═════ Provided data

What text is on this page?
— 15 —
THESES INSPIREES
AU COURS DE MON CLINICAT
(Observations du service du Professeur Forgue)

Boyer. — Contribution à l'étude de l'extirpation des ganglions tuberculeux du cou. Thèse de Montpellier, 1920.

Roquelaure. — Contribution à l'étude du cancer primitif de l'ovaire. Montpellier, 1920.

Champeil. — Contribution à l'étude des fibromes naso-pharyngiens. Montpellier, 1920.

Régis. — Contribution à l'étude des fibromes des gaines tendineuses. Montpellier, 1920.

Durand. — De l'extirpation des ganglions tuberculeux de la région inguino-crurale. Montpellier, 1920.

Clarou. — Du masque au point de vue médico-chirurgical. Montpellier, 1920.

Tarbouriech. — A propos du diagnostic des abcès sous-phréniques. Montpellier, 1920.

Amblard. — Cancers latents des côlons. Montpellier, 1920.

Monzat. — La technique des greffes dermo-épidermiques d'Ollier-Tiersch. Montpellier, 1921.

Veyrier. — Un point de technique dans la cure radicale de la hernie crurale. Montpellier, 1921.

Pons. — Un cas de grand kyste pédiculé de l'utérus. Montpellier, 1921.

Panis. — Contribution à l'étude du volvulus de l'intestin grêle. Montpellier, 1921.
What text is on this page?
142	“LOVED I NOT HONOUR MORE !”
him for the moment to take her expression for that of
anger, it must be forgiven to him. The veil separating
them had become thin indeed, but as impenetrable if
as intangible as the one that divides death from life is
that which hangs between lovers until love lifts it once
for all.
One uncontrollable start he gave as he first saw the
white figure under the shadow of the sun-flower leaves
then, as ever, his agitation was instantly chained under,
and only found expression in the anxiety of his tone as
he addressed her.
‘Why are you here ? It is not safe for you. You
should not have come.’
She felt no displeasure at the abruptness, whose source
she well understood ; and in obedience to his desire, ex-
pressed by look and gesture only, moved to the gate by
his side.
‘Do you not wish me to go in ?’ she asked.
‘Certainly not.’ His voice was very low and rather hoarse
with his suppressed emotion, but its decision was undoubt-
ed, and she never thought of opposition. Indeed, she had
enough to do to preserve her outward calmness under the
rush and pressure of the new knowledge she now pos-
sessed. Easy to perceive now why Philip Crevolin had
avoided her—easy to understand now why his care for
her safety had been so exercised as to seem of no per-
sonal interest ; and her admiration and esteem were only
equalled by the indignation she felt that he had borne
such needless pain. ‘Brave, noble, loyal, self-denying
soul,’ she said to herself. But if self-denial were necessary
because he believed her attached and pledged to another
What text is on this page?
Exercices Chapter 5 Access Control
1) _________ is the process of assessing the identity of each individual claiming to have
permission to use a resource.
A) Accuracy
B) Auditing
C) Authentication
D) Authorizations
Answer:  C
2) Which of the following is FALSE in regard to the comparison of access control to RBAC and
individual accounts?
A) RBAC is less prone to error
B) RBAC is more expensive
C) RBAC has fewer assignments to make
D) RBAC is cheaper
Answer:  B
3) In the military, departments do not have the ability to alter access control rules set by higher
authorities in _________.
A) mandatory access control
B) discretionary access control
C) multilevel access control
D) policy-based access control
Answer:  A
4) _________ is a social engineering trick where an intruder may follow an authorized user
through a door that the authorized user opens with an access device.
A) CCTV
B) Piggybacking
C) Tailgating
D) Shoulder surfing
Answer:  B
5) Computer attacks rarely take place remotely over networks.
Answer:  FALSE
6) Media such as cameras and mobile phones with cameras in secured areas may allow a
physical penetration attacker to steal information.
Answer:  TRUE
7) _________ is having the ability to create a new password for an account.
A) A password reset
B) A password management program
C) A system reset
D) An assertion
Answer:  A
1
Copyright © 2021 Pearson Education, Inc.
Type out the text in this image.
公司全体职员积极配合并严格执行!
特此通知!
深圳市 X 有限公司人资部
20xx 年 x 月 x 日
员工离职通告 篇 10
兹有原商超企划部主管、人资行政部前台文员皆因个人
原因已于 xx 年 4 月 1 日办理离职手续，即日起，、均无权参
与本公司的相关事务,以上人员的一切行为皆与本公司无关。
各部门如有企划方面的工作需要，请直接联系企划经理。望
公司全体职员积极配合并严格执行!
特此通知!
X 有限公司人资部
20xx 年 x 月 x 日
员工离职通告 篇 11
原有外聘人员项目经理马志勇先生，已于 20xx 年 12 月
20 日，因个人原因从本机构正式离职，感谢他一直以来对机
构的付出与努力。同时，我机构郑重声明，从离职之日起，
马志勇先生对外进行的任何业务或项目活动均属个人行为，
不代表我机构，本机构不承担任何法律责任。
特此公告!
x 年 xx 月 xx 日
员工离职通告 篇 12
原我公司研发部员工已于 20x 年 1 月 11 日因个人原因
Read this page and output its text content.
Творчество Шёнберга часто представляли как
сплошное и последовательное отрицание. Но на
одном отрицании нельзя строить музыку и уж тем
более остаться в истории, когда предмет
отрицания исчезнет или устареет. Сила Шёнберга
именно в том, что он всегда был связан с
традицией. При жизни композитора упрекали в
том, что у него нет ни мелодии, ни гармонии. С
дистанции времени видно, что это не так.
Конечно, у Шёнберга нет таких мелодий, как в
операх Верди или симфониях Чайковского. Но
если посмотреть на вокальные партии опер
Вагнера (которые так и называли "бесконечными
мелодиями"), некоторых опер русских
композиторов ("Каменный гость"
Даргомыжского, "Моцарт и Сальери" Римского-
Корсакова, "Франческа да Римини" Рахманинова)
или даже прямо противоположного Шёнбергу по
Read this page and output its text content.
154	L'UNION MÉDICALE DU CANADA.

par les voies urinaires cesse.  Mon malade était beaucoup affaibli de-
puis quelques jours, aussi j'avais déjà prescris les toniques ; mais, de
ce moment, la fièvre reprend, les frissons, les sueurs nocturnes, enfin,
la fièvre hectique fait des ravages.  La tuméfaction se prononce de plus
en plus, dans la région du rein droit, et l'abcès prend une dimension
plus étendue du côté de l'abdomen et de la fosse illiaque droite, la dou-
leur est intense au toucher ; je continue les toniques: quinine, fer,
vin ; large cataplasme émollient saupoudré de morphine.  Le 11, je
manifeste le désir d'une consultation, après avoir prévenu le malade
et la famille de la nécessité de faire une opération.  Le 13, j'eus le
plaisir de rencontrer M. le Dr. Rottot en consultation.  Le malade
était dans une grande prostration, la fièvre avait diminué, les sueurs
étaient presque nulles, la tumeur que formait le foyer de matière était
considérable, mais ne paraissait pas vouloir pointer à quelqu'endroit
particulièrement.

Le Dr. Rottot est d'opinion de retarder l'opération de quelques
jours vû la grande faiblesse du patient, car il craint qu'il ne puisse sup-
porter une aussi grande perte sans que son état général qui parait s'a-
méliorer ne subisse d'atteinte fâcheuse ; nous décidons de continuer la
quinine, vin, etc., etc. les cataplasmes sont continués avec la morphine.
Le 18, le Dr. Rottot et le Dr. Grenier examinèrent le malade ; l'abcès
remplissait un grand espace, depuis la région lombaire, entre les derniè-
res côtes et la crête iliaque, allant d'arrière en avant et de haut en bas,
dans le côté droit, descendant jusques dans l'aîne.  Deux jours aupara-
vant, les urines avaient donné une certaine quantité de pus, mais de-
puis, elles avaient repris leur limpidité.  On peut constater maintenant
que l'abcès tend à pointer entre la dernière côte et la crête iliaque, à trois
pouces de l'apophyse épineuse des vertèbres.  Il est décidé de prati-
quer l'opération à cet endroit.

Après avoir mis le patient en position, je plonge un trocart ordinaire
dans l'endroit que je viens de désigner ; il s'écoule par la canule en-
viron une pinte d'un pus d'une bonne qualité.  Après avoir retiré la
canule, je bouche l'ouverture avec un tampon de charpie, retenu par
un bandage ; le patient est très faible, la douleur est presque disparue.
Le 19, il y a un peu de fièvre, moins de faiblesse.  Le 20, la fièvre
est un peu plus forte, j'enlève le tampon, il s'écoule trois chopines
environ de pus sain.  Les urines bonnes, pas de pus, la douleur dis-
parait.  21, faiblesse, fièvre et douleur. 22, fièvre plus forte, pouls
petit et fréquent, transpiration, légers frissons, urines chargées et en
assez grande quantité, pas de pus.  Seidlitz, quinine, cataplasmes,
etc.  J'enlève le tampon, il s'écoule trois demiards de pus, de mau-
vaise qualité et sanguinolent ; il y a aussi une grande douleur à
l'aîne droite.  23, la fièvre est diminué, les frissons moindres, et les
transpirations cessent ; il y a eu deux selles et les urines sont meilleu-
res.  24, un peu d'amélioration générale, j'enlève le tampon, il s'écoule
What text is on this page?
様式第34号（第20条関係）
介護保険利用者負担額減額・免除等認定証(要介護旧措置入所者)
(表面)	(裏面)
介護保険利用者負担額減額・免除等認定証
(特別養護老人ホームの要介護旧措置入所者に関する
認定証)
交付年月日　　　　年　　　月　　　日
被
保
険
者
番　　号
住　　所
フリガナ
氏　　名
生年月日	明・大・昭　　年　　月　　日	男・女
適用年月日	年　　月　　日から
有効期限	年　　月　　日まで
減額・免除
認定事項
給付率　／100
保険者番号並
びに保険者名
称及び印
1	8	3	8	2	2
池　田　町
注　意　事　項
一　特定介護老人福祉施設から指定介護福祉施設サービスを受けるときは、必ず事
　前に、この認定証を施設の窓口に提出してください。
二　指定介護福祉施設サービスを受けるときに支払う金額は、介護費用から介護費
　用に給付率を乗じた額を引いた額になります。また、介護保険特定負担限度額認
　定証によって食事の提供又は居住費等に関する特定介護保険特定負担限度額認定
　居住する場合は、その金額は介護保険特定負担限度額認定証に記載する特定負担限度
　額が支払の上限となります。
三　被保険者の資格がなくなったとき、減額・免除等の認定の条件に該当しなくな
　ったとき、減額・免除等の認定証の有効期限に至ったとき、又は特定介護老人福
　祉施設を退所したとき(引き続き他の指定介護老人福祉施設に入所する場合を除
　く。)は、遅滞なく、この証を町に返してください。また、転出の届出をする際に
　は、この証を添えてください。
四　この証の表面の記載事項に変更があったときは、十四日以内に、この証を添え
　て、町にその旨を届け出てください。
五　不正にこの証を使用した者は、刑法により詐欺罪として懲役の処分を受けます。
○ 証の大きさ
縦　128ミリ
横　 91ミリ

══════════

* Problem to solve: How many lines of the records contain the string "that"? Respond with the number alone.

* Expected answer: 5